- _Given request_:
Copy every line of the data that contains the string "Задача".

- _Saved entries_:
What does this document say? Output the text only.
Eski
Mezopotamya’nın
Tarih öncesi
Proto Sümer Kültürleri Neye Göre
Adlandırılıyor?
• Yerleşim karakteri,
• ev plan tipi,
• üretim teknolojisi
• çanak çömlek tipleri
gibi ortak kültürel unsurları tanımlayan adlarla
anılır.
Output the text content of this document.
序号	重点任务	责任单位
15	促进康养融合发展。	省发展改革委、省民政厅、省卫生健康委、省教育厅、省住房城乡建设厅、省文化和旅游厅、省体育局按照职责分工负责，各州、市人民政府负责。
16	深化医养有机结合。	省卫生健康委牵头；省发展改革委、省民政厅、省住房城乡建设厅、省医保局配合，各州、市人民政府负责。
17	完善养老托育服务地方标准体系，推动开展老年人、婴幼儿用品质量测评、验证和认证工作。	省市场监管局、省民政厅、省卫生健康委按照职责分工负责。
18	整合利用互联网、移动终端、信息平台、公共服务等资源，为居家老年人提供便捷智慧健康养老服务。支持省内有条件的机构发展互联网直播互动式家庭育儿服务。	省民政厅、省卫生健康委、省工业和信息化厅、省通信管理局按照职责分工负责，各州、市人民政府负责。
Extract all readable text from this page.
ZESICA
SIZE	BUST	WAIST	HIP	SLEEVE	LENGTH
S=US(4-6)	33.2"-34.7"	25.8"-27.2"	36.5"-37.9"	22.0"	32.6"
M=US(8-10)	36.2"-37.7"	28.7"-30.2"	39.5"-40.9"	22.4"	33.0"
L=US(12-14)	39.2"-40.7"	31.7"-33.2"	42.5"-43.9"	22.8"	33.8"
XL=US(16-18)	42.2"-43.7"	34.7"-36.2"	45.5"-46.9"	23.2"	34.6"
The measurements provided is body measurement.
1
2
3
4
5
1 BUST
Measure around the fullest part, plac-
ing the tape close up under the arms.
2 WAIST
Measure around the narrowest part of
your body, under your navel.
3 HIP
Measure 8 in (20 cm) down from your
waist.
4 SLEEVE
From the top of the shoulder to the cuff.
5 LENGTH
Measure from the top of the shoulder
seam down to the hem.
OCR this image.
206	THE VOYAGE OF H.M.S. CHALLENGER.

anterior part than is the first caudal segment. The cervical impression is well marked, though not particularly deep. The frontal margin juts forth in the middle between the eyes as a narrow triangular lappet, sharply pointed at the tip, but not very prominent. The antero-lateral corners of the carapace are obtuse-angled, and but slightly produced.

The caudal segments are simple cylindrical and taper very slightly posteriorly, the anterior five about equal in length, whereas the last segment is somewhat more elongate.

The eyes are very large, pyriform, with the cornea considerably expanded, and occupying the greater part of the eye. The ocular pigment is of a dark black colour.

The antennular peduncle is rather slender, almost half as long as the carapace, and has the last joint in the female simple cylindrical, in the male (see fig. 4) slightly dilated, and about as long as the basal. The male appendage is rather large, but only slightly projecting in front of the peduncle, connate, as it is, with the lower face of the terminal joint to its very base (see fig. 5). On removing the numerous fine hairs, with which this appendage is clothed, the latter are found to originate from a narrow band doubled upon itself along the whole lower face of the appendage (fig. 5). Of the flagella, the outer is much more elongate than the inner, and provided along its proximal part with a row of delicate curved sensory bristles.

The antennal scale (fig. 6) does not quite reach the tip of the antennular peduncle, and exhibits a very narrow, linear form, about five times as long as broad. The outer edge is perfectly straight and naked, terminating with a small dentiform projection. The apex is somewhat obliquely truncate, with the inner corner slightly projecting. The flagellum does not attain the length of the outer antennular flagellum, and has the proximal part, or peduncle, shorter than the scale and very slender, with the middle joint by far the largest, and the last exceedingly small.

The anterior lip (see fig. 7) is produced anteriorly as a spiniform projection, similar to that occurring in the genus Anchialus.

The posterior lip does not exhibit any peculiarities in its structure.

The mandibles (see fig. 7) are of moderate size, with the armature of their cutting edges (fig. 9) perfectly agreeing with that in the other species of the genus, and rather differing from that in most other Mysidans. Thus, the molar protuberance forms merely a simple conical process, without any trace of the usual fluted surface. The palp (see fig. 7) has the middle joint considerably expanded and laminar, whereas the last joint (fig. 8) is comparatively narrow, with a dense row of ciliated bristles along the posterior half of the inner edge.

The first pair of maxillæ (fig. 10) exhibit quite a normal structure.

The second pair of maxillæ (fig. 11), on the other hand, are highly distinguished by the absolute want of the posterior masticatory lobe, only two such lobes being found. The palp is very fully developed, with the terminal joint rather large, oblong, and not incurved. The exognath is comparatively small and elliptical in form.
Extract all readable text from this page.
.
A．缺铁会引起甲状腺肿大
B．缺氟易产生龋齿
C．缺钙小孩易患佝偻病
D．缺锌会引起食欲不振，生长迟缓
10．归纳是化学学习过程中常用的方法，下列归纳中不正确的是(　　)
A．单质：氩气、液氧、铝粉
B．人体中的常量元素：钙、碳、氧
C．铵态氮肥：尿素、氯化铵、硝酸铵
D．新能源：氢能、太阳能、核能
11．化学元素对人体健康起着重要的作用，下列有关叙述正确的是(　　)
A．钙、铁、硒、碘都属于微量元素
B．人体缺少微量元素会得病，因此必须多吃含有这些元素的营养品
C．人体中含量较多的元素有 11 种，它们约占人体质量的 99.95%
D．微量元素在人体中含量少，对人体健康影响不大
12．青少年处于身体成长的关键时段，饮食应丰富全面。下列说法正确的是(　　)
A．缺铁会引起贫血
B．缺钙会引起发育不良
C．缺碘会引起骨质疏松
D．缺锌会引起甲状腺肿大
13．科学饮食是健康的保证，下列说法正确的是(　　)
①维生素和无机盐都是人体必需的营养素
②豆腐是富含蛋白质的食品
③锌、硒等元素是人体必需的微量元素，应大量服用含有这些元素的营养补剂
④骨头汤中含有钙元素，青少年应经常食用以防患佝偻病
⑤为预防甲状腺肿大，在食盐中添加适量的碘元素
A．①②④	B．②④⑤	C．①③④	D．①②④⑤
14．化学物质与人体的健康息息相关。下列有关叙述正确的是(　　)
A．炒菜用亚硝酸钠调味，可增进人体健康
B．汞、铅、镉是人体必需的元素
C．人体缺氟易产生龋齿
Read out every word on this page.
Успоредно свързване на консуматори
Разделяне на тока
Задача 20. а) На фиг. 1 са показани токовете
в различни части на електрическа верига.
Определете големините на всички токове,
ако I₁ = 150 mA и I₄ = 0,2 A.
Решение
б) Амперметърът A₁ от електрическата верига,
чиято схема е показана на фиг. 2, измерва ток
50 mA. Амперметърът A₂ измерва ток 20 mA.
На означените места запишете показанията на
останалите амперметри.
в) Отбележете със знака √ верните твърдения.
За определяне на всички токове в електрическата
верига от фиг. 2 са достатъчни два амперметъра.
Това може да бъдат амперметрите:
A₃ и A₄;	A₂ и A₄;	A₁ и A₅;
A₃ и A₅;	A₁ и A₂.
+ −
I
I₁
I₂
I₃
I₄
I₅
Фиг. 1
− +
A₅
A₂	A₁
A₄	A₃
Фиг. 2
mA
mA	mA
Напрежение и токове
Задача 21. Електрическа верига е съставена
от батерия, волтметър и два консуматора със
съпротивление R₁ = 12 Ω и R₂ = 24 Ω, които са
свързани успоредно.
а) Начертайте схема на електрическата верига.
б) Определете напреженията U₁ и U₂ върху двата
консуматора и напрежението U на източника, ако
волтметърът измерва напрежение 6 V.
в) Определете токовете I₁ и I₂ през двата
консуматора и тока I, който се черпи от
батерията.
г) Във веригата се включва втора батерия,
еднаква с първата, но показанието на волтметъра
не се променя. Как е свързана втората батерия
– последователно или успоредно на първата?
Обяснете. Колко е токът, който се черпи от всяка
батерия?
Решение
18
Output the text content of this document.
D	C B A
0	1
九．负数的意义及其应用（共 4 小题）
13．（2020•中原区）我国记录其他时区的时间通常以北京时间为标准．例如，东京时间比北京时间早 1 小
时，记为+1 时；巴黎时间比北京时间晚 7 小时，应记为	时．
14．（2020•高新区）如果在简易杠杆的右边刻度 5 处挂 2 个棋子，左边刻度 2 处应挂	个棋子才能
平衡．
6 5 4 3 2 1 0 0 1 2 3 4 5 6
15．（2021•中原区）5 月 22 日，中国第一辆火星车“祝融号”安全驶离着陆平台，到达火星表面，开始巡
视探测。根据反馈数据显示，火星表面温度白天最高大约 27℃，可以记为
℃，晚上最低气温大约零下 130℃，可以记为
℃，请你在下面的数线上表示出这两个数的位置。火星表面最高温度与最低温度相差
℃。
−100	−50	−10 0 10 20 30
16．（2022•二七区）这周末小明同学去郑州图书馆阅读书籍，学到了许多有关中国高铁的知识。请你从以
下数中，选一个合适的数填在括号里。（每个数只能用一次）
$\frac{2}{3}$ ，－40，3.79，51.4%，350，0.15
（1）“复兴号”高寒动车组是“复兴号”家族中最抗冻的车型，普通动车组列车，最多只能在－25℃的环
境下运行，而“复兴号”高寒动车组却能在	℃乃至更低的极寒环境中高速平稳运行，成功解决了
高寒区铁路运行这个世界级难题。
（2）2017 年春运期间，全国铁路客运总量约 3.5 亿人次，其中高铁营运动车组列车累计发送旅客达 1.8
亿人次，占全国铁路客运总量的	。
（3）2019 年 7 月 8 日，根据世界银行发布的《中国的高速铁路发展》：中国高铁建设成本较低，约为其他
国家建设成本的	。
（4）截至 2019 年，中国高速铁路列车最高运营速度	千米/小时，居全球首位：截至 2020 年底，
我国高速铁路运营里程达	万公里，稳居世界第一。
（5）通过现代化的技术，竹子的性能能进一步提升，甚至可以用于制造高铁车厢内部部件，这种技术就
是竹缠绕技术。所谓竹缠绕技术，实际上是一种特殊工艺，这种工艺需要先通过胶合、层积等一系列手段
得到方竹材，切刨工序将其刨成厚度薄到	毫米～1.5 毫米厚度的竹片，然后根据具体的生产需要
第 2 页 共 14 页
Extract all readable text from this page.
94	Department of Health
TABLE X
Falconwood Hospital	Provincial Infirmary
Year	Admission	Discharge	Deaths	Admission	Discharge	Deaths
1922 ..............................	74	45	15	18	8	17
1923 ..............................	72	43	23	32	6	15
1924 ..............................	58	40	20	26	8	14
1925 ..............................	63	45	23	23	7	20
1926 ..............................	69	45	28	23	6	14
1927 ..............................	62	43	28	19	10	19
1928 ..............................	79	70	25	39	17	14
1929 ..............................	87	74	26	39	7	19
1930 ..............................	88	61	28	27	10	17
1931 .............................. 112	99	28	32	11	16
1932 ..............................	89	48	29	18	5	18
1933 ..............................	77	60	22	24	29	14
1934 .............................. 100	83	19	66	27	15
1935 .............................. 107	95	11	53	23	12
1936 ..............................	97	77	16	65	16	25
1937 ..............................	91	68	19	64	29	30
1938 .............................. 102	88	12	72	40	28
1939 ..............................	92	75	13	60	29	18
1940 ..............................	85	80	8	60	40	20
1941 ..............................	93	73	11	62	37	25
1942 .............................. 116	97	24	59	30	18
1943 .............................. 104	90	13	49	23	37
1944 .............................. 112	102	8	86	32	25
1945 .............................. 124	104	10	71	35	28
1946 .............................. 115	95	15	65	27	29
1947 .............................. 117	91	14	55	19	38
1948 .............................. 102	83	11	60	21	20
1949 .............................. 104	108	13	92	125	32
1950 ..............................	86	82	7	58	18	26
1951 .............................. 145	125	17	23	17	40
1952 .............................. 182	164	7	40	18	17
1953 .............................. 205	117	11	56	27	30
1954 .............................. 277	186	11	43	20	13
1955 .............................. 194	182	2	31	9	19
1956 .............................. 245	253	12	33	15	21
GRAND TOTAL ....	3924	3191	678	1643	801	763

- _Result below_:
Задача 20. а) На фиг. 1 са показани токовете
Задача 21. Електрическа верига е съставена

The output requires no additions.